A run of records
++++++++++++++++++++
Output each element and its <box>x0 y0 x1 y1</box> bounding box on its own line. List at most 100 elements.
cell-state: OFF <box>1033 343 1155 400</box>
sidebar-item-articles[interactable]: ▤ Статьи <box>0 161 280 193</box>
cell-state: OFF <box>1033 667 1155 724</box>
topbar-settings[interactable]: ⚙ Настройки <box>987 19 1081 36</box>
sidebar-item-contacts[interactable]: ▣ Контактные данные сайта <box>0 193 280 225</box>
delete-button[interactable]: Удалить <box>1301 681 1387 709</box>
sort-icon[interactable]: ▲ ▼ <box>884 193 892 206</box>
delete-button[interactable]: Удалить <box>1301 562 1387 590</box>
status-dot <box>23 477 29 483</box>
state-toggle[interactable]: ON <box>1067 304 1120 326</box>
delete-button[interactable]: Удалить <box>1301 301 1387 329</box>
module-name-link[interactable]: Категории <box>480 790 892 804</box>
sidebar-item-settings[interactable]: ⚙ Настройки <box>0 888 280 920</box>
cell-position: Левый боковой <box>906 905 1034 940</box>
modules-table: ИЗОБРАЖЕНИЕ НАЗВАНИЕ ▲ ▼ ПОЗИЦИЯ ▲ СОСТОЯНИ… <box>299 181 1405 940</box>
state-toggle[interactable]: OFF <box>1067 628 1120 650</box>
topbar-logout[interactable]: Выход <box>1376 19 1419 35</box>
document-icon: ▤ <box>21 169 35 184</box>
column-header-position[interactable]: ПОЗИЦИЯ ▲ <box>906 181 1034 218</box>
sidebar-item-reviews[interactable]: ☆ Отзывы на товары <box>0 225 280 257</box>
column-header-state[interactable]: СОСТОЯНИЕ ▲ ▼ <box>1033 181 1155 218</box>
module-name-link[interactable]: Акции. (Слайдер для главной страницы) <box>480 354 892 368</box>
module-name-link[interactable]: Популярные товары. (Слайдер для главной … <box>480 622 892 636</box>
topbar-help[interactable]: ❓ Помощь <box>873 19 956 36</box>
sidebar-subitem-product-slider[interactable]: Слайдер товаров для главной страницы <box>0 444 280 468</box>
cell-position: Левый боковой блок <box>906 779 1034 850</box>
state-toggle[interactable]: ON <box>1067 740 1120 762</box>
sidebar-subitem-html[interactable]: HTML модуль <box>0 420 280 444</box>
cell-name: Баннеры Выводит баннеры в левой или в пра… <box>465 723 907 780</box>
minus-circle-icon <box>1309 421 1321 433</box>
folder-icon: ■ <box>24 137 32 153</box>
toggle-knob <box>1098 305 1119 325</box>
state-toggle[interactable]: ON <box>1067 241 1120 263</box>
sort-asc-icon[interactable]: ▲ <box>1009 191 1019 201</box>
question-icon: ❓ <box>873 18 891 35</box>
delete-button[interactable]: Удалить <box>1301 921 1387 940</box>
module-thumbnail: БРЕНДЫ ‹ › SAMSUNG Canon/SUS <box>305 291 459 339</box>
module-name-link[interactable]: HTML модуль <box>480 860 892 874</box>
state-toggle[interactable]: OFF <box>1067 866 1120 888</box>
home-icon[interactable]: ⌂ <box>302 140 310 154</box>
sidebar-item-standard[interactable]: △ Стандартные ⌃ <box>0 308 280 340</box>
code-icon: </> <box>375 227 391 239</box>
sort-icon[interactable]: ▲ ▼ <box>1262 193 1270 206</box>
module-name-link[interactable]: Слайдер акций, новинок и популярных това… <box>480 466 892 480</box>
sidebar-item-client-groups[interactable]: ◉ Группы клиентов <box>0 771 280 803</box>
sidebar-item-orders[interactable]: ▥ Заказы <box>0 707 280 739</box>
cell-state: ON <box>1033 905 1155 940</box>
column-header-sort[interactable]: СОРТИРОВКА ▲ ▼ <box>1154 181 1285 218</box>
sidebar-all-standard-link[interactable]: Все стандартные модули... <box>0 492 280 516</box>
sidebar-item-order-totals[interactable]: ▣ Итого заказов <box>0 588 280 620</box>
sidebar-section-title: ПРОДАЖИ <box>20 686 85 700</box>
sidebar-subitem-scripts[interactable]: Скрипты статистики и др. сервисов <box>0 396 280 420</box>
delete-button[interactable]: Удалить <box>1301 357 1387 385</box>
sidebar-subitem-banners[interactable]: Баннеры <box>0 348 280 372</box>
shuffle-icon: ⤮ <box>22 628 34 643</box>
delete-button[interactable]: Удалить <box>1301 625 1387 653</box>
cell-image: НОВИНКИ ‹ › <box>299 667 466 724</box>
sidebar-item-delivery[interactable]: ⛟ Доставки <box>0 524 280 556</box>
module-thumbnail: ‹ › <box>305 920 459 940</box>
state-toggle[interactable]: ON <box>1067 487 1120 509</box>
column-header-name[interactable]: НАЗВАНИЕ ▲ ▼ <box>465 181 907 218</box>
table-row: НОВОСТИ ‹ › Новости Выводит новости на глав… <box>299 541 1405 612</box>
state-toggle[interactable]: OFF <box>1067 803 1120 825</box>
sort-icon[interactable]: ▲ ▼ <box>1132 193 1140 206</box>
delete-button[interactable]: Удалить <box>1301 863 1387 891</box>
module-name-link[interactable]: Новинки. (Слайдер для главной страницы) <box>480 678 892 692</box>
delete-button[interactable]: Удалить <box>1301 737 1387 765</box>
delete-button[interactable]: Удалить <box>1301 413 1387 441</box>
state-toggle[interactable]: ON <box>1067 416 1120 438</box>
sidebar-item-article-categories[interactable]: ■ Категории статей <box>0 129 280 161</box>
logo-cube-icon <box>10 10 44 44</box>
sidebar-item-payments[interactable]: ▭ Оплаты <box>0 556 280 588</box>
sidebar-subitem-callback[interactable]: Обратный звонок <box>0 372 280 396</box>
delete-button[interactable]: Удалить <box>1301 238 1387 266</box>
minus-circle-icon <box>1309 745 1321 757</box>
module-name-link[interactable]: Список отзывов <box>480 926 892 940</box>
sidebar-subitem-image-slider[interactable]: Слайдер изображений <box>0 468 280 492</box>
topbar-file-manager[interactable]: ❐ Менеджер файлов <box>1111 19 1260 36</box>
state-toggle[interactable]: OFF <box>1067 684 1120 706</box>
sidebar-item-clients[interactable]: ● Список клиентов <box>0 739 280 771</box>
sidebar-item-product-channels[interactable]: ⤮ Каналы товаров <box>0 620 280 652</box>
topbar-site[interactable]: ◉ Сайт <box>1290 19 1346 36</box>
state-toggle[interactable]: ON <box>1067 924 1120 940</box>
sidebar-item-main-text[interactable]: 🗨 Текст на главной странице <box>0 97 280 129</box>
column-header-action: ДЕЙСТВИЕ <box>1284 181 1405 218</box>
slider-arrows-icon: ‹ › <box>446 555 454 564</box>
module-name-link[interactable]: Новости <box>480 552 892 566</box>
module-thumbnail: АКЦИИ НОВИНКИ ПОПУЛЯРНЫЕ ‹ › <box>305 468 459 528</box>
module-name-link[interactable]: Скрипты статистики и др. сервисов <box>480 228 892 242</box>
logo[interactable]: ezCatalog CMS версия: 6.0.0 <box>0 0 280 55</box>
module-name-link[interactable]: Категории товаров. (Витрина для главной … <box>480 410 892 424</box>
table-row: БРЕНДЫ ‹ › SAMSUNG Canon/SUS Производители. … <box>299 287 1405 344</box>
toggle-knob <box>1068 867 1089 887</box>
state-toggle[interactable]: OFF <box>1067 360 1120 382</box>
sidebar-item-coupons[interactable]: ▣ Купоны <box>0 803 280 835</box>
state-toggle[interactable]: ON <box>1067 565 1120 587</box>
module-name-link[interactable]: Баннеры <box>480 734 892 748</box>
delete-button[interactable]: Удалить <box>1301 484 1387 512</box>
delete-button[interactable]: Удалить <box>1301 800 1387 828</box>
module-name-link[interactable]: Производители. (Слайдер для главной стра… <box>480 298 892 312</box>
++++++++++++++++++++
Short exercise:
Render these lines as a JSON list of strings, one string for each line, with blank lines left out.

Full response:
[
  "Output each element and its <box>x0 y0 x1 y1</box> bounding box on its own line. List at most 100 elements.",
  "cell-state: OFF <box>1033 343 1155 400</box>",
  "sidebar-item-articles[interactable]: ▤ Статьи <box>0 161 280 193</box>",
  "cell-state: OFF <box>1033 667 1155 724</box>",
  "topbar-settings[interactable]: ⚙ Настройки <box>987 19 1081 36</box>",
  "sidebar-item-contacts[interactable]: ▣ Контактные данные сайта <box>0 193 280 225</box>",
  "delete-button[interactable]: Удалить <box>1301 681 1387 709</box>",
  "sort-icon[interactable]: ▲ ▼ <box>884 193 892 206</box>",
  "delete-button[interactable]: Удалить <box>1301 562 1387 590</box>",
  "status-dot <box>23 477 29 483</box>",
  "state-toggle[interactable]: ON <box>1067 304 1120 326</box>",
  "delete-button[interactable]: Удалить <box>1301 301 1387 329</box>",
  "module-name-link[interactable]: Категории <box>480 790 892 804</box>",
  "sidebar-item-settings[interactable]: ⚙ Настройки <box>0 888 280 920</box>",
  "cell-position: Левый боковой <box>906 905 1034 940</box>",
  "modules-table: ИЗОБРАЖЕНИЕ НАЗВАНИЕ ▲ ▼ ПОЗИЦИЯ ▲ СОСТОЯНИ… <box>299 181 1405 940</box>",
  "state-toggle[interactable]: OFF <box>1067 628 1120 650</box>",
  "topbar-logout[interactable]: Выход <box>1376 19 1419 35</box>",
  "document-icon: ▤ <box>21 169 35 184</box>",
  "column-header-position[interactable]: ПОЗИЦИЯ ▲ <box>906 181 1034 218</box>",
  "sidebar-item-reviews[interactable]: ☆ Отзывы на товары <box>0 225 280 257</box>",
  "column-header-state[interactable]: СОСТОЯНИЕ ▲ ▼ <box>1033 181 1155 218</box>",
  "module-name-link[interactable]: Акции. (Слайдер для главной страницы) <box>480 354 892 368</box>",
  "module-name-link[interactable]: Популярные товары. (Слайдер для главной … <box>480 622 892 636</box>",
  "topbar-help[interactable]: ❓ Помощь <box>873 19 956 36</box>",
  "sidebar-subitem-product-slider[interactable]: Слайдер товаров для главной страницы <box>0 444 280 468</box>",
  "cell-position: Левый боковой блок <box>906 779 1034 850</box>",
  "state-toggle[interactable]: ON <box>1067 740 1120 762</box>",
  "sidebar-subitem-html[interactable]: HTML модуль <box>0 420 280 444</box>",
  "cell-name: Баннеры Выводит баннеры в левой или в пра… <box>465 723 907 780</box>",
  "minus-circle-icon <box>1309 421 1321 433</box>",
  "folder-icon: ■ <box>24 137 32 153</box>",
  "toggle-knob <box>1098 305 1119 325</box>",
  "state-toggle[interactable]: ON <box>1067 241 1120 263</box>",
  "sort-asc-icon[interactable]: ▲ <box>1009 191 1019 201</box>",
  "question-icon: ❓ <box>873 18 891 35</box>",
  "delete-button[interactable]: Удалить <box>1301 921 1387 940</box>",
  "module-thumbnail: БРЕНДЫ ‹ › SAMSUNG Canon/SUS <box>305 291 459 339</box>",
  "module-name-link[interactable]: HTML модуль <box>480 860 892 874</box>",
  "state-toggle[interactable]: OFF <box>1067 866 1120 888</box>",
  "home-icon[interactable]: ⌂ <box>302 140 310 154</box>",
  "sidebar-item-standard[interactable]: △ Стандартные ⌃ <box>0 308 280 340</box>",
  "code-icon: </> <box>375 227 391 239</box>",
  "sort-icon[interactable]: ▲ ▼ <box>1262 193 1270 206</box>",
  "module-name-link[interactable]: Слайдер акций, новинок и популярных това… <box>480 466 892 480</box>",
  "sidebar-item-client-groups[interactable]: ◉ Группы клиентов <box>0 771 280 803</box>",
  "sidebar-item-orders[interactable]: ▥ Заказы <box>0 707 280 739</box>",
  "cell-state: ON <box>1033 905 1155 940</box>",
  "column-header-sort[interactable]: СОРТИРОВКА ▲ ▼ <box>1154 181 1285 218</box>",
  "sidebar-all-standard-link[interactable]: Все стандартные модули... <box>0 492 280 516</box>",
  "sidebar-item-order-totals[interactable]: ▣ Итого заказов <box>0 588 280 620</box>",
  "sidebar-section-title: ПРОДАЖИ <box>20 686 85 700</box>",
  "sidebar-subitem-scripts[interactable]: Скрипты статистики и др. сервисов <box>0 396 280 420</box>",
  "delete-button[interactable]: Удалить <box>1301 357 1387 385</box>",
  "sidebar-subitem-banners[interactable]: Баннеры <box>0 348 280 372</box>",
  "shuffle-icon: ⤮ <box>22 628 34 643</box>",
  "delete-button[interactable]: Удалить <box>1301 625 1387 653</box>",
  "cell-image: НОВИНКИ ‹ › <box>299 667 466 724</box>",
  "sidebar-item-delivery[interactable]: ⛟ Доставки <box>0 524 280 556</box>",
  "module-thumbnail: ‹ › <box>305 920 459 940</box>",
  "state-toggle[interactable]: ON <box>1067 487 1120 509</box>",
  "column-header-name[interactable]: НАЗВАНИЕ ▲ ▼ <box>465 181 907 218</box>",
  "table-row: НОВОСТИ ‹ › Новости Выводит новости на глав… <box>299 541 1405 612</box>",
  "state-toggle[interactable]: OFF <box>1067 803 1120 825</box>",
  "sort-icon[interactable]: ▲ ▼ <box>1132 193 1140 206</box>",
  "delete-button[interactable]: Удалить <box>1301 863 1387 891</box>",
  "module-name-link[interactable]: Новинки. (Слайдер для главной страницы) <box>480 678 892 692</box>",
  "delete-button[interactable]: Удалить <box>1301 737 1387 765</box>",
  "delete-button[interactable]: Удалить <box>1301 413 1387 441</box>",
  "state-toggle[interactable]: ON <box>1067 416 1120 438</box>",
  "sidebar-item-article-categories[interactable]: ■ Категории статей <box>0 129 280 161</box>",
  "logo-cube-icon <box>10 10 44 44</box>",
  "sidebar-item-payments[interactable]: ▭ Оплаты <box>0 556 280 588</box>",
  "sidebar-subitem-callback[interactable]: Обратный звонок <box>0 372 280 396</box>",
  "delete-button[interactable]: Удалить <box>1301 238 1387 266</box>",
  "minus-circle-icon <box>1309 745 1321 757</box>",
  "module-name-link[interactable]: Список отзывов <box>480 926 892 940</box>",
  "sidebar-subitem-image-slider[interactable]: Слайдер изображений <box>0 468 280 492</box>",
  "topbar-file-manager[interactable]: ❐ Менеджер файлов <box>1111 19 1260 36</box>",
  "state-toggle[interactable]: OFF <box>1067 684 1120 706</box>",
  "sidebar-item-clients[interactable]: ● Список клиентов <box>0 739 280 771</box>",
  "sidebar-item-product-channels[interactable]: ⤮ Каналы товаров <box>0 620 280 652</box>",
  "topbar-site[interactable]: ◉ Сайт <box>1290 19 1346 36</box>",
  "state-toggle[interactable]: ON <box>1067 924 1120 940</box>",
  "sidebar-item-main-text[interactable]: 🗨 Текст на главной странице <box>0 97 280 129</box>",
  "column-header-action: ДЕЙСТВИЕ <box>1284 181 1405 218</box>",
  "slider-arrows-icon: ‹ › <box>446 555 454 564</box>",
  "module-name-link[interactable]: Новости <box>480 552 892 566</box>",
  "module-thumbnail: АКЦИИ НОВИНКИ ПОПУЛЯРНЫЕ ‹ › <box>305 468 459 528</box>",
  "module-name-link[interactable]: Скрипты статистики и др. сервисов <box>480 228 892 242</box>",
  "logo[interactable]: ezCatalog CMS версия: 6.0.0 <box>0 0 280 55</box>",
  "module-name-link[interactable]: Категории товаров. (Витрина для главной … <box>480 410 892 424</box>",
  "table-row: БРЕНДЫ ‹ › SAMSUNG Canon/SUS Производители. … <box>299 287 1405 344</box>",
  "toggle-knob <box>1068 867 1089 887</box>",
  "state-toggle[interactable]: OFF <box>1067 360 1120 382</box>",
  "sidebar-item-coupons[interactable]: ▣ Купоны <box>0 803 280 835</box>",
  "state-toggle[interactable]: ON <box>1067 565 1120 587</box>",
  "module-name-link[interactable]: Баннеры <box>480 734 892 748</box>",
  "delete-button[interactable]: Удалить <box>1301 484 1387 512</box>",
  "delete-button[interactable]: Удалить <box>1301 800 1387 828</box>",
  "module-name-link[interactable]: Производители. (Слайдер для главной стра… <box>480 298 892 312</box>"
]